### EXERCISE INSTRUCTIONS
Below is a listing. Gather each line of it that contains "marks".

### WORKING DATA
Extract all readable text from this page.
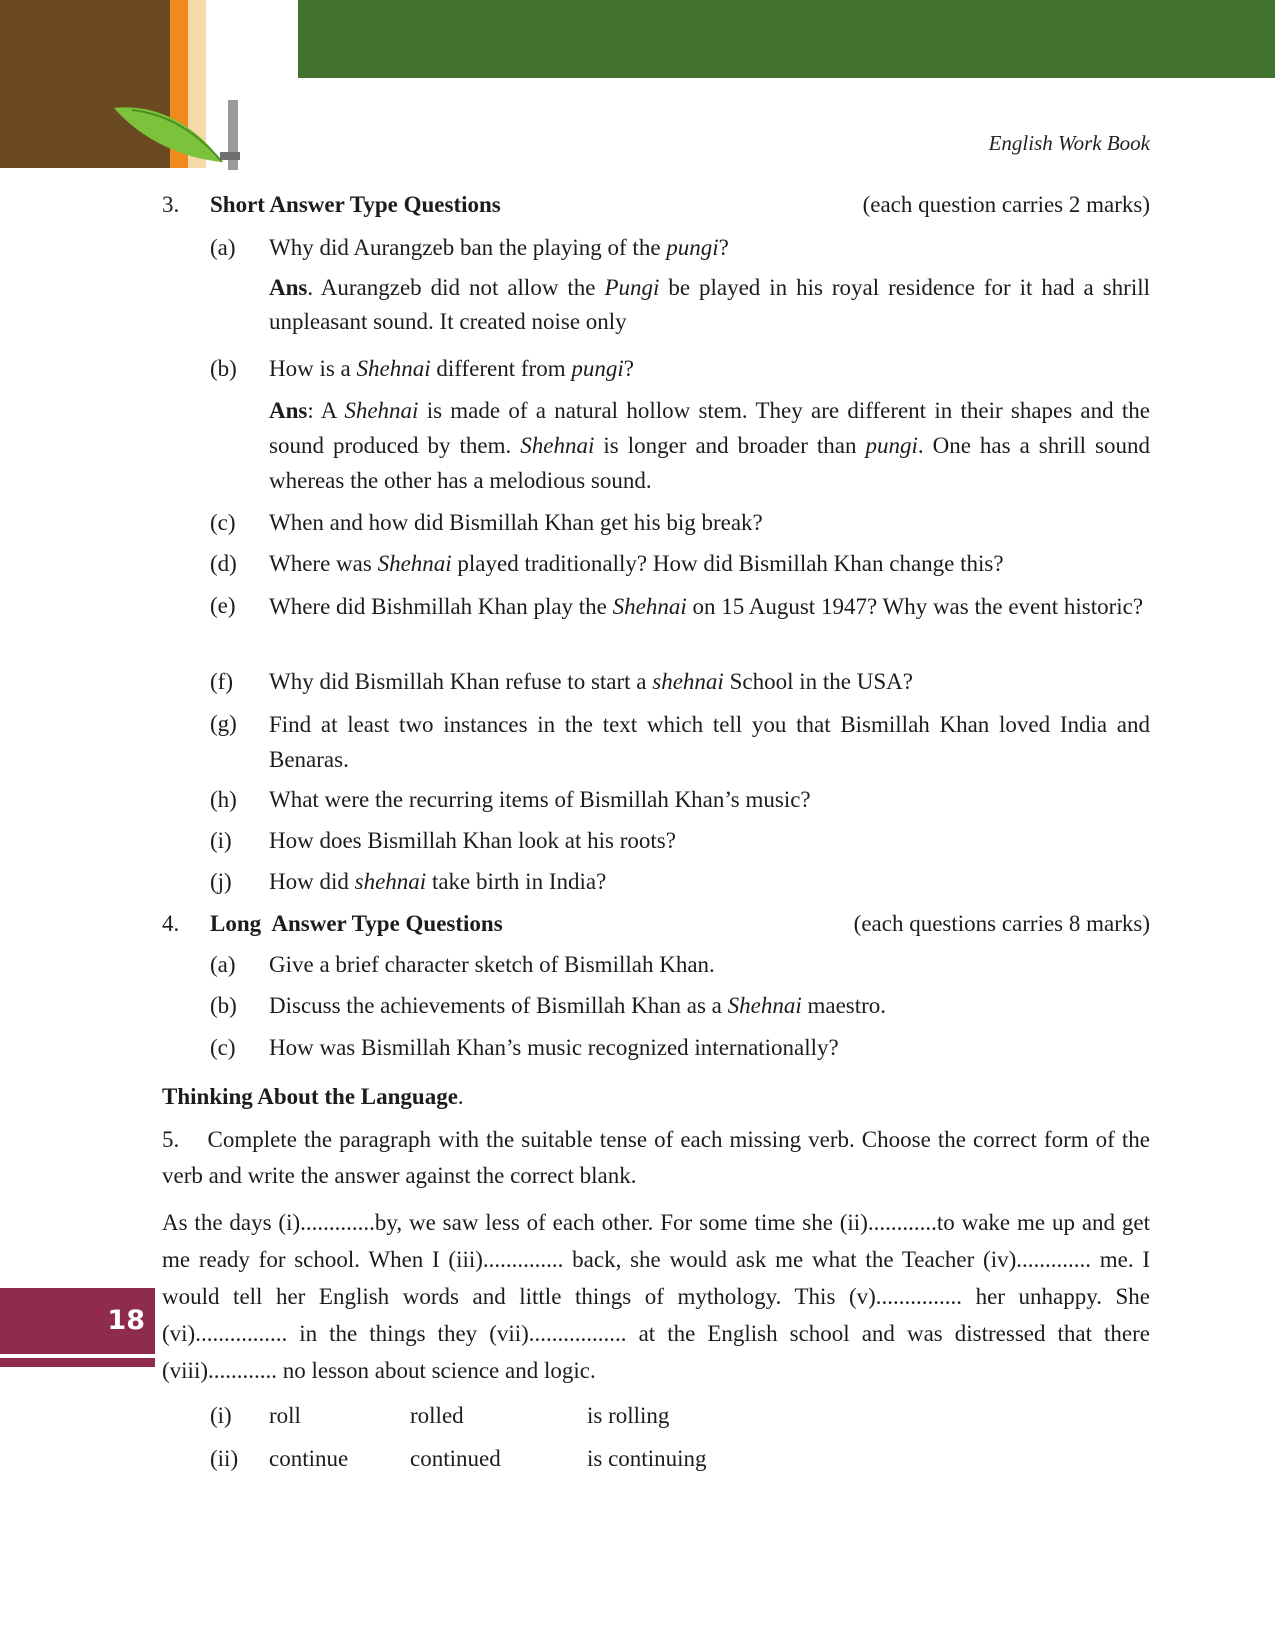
English Work Book
3. Short Answer Type Questions	(each question carries 2 marks)
(a) Why did Aurangzeb ban the playing of the pungi?
Ans. Aurangzeb did not allow the Pungi be played in his royal residence for it had a shrill unpleasant sound. It created noise only
(b) How is a Shehnai different from pungi?
Ans: A Shehnai is made of a natural hollow stem. They are different in their shapes and the sound produced by them. Shehnai is longer and broader than pungi. One has a shrill sound whereas the other has a melodious sound.
(c) When and how did Bismillah Khan get his big break?
(d) Where was Shehnai played traditionally? How did Bismillah Khan change this?
(e) Where did Bishmillah Khan play the Shehnai on 15 August 1947? Why was the event historic?
(f) Why did Bismillah Khan refuse to start a shehnai School in the USA?
(g) Find at least two instances in the text which tell you that Bismillah Khan loved India and Benaras.
(h) What were the recurring items of Bismillah Khan’s music?
(i) How does Bismillah Khan look at his roots?
(j) How did shehnai take birth in India?
4. Long  Answer Type Questions	(each questions carries 8 marks)
(a) Give a brief character sketch of Bismillah Khan.
(b) Discuss the achievements of Bismillah Khan as a Shehnai maestro.
(c) How was Bismillah Khan’s music recognized internationally?
Thinking About the Language.
5.    Complete the paragraph with the suitable tense of each missing verb. Choose the correct form of the verb and write the answer against the correct blank.
As the days (i).............by, we saw less of each other. For some time she (ii)............to wake me up and get me ready for school. When I (iii).............. back, she would ask me what the Teacher (iv)............. me. I would tell her English words and little things of mythology. This (v)............... her unhappy. She (vi)................ in the things they (vii)................. at the English school and was distressed that there (viii)............ no lesson about science and logic.
(i) roll	rolled	is rolling
(ii) continue	continued	is continuing
18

### SOLVED EXERCISE
3. Short Answer Type Questions	(each question carries 2 marks)
4. Long  Answer Type Questions	(each questions carries 8 marks)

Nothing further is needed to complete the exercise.